2016-08-31 16:36:27

by Matt Garman

[permalink] [raw]
Subject: gss context cache and nfsv4

Hi all,

I'm trying to understand the nuances of GSS security contexts with
regards to NFSv4 with sec=krb5 under Linux. How does the in-kernel
caching of these contexts work, i.e. what is the mechanism? And
specifically,

- How long do the in-kernel context caches live?
- Is there any way to query the in-kernel context caches?
- Is it possible for an individual user to have *multiple* in-kernel
context caches?


A simple example, for discussion:

Say host "testhost" is an NFSv4 (sec=krb5p) client. In particular,
the NFS mount is for user home directories. If I login to "testhost"
and run "klist", I see I have two tickets, the TGT and the NFS service
ticket for the home directory mount. Furthermore, my KRB5CC
environment variable is set, and points to
/tmp/krb5cc_uid_randomstring. So far, so good, no surprises.

Goal
Restate the NFSv4 post starting at "- Is there any" and ending at "good, no surprises.", renaming "testhost" to "clienthost".

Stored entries
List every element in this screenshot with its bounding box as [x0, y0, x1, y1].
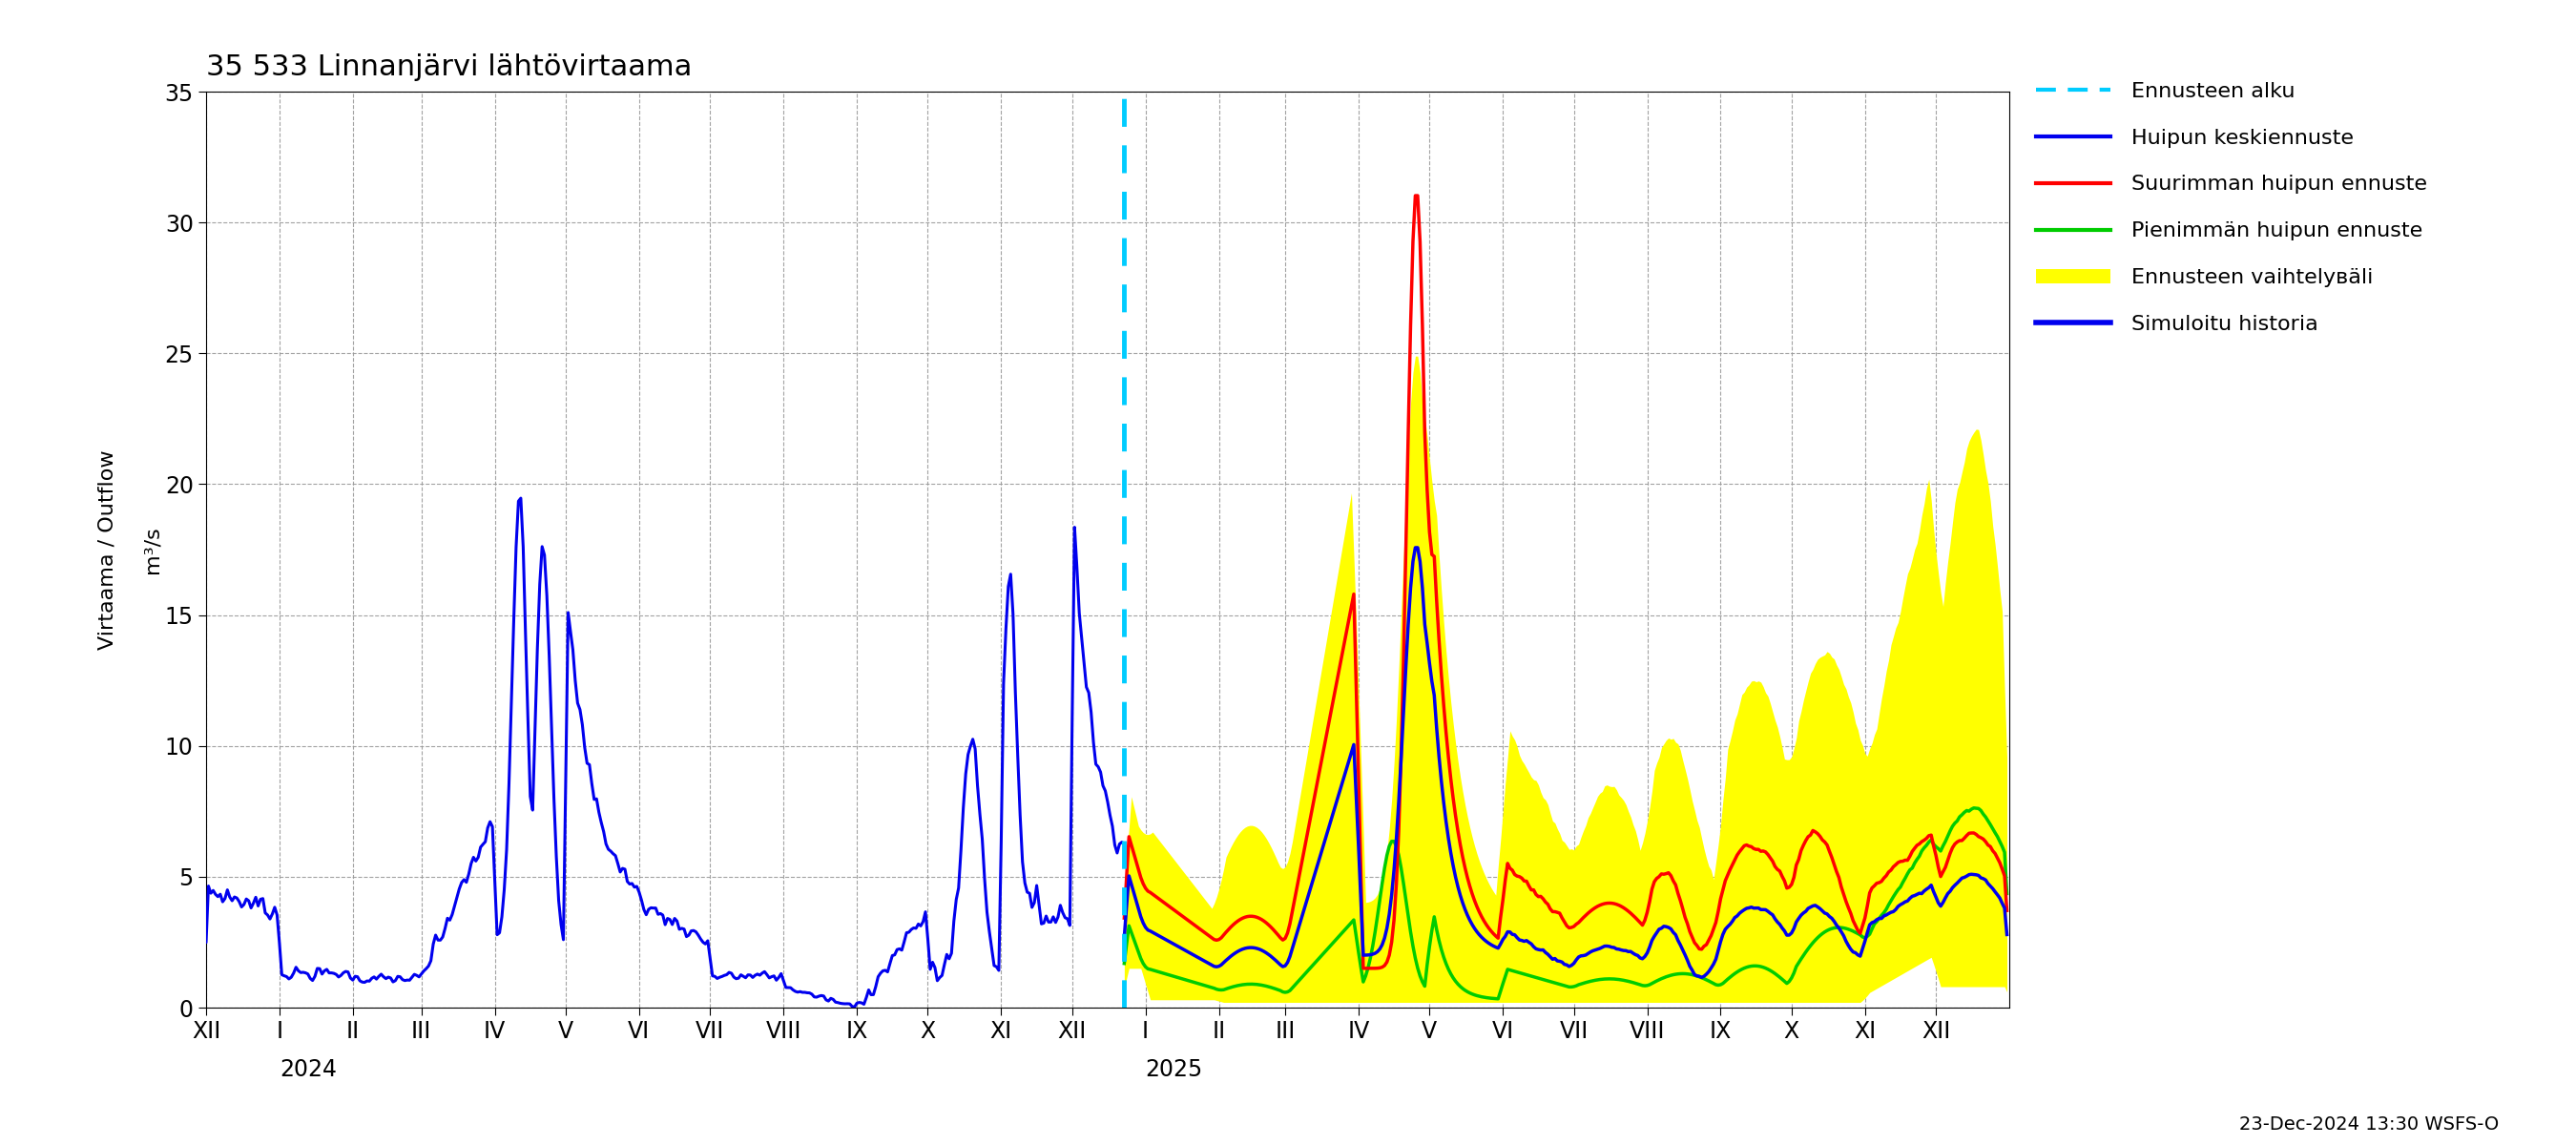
Text: 35 533 Linnanjärvi lähtövirtaama: 35 533 Linnanjärvi lähtövirtaama	[206, 54, 693, 81]
Legend: Ennusteen alku, Huipun keskiennuste, Suurimman huipun ennuste, Pienimmän huipun : Ennusteen alku, Huipun keskiennuste, Suu…	[2027, 73, 2434, 342]
Text: 23-Dec-2024 13:30 WSFS-O: 23-Dec-2024 13:30 WSFS-O	[2239, 1115, 2499, 1134]
Text: 2024: 2024	[278, 1058, 337, 1081]
Text: 2025: 2025	[1146, 1058, 1203, 1081]
Text: m³/s: m³/s	[142, 526, 162, 574]
Text: Virtaama / Outflow: Virtaama / Outflow	[98, 450, 116, 649]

Answer to the task
- Is there any way to query the in-kernel context caches?
- Is it possible for an individual user to have *multiple* in-kernel
context caches?


A simple example, for discussion:

Say host "clienthost" is an NFSv4 (sec=krb5p) client. In particular,
the NFS mount is for user home directories. If I login to "clienthost"
and run "klist", I see I have two tickets, the TGT and the NFS service
ticket for the home directory mount. Furthermore, my KRB5CC
environment variable is set, and points to
/tmp/krb5cc_uid_randomstring. So far, so good, no surprises.